▸ TASK STATEMENT: Every record should be written out exactly, please.

-- START INPUT DATA --

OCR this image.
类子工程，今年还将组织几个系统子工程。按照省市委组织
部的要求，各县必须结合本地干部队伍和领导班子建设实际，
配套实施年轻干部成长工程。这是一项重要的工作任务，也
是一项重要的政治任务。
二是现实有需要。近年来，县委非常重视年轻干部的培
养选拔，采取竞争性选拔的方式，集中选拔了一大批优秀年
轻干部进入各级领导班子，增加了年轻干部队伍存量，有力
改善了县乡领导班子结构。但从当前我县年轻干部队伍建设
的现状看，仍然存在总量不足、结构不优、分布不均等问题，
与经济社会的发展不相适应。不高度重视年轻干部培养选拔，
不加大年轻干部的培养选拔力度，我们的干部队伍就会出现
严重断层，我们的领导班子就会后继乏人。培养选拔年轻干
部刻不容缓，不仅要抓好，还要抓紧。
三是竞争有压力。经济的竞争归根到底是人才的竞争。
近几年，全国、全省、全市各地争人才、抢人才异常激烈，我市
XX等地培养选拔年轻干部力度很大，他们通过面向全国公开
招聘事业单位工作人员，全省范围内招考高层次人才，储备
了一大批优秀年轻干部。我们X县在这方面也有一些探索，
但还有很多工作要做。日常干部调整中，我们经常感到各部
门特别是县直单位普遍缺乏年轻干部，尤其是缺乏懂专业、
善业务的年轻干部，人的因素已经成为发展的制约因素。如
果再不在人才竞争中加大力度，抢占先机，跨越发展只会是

-- END INPUT DATA --

▸ EXERCISE RESPONSE:
OCR this image.
类子工程，今年还将组织几个系统子工程。按照省市委组织
部的要求，各县必须结合本地干部队伍和领导班子建设实际，
配套实施年轻干部成长工程。这是一项重要的工作任务，也
是一项重要的政治任务。
二是现实有需要。近年来，县委非常重视年轻干部的培
养选拔，采取竞争性选拔的方式，集中选拔了一大批优秀年
轻干部进入各级领导班子，增加了年轻干部队伍存量，有力
改善了县乡领导班子结构。但从当前我县年轻干部队伍建设
的现状看，仍然存在总量不足、结构不优、分布不均等问题，
与经济社会的发展不相适应。不高度重视年轻干部培养选拔，
不加大年轻干部的培养选拔力度，我们的干部队伍就会出现
严重断层，我们的领导班子就会后继乏人。培养选拔年轻干
部刻不容缓，不仅要抓好，还要抓紧。
三是竞争有压力。经济的竞争归根到底是人才的竞争。
近几年，全国、全省、全市各地争人才、抢人才异常激烈，我市
XX等地培养选拔年轻干部力度很大，他们通过面向全国公开
招聘事业单位工作人员，全省范围内招考高层次人才，储备
了一大批优秀年轻干部。我们X县在这方面也有一些探索，
但还有很多工作要做。日常干部调整中，我们经常感到各部
门特别是县直单位普遍缺乏年轻干部，尤其是缺乏懂专业、
善业务的年轻干部，人的因素已经成为发展的制约因素。如
果再不在人才竞争中加大力度，抢占先机，跨越发展只会是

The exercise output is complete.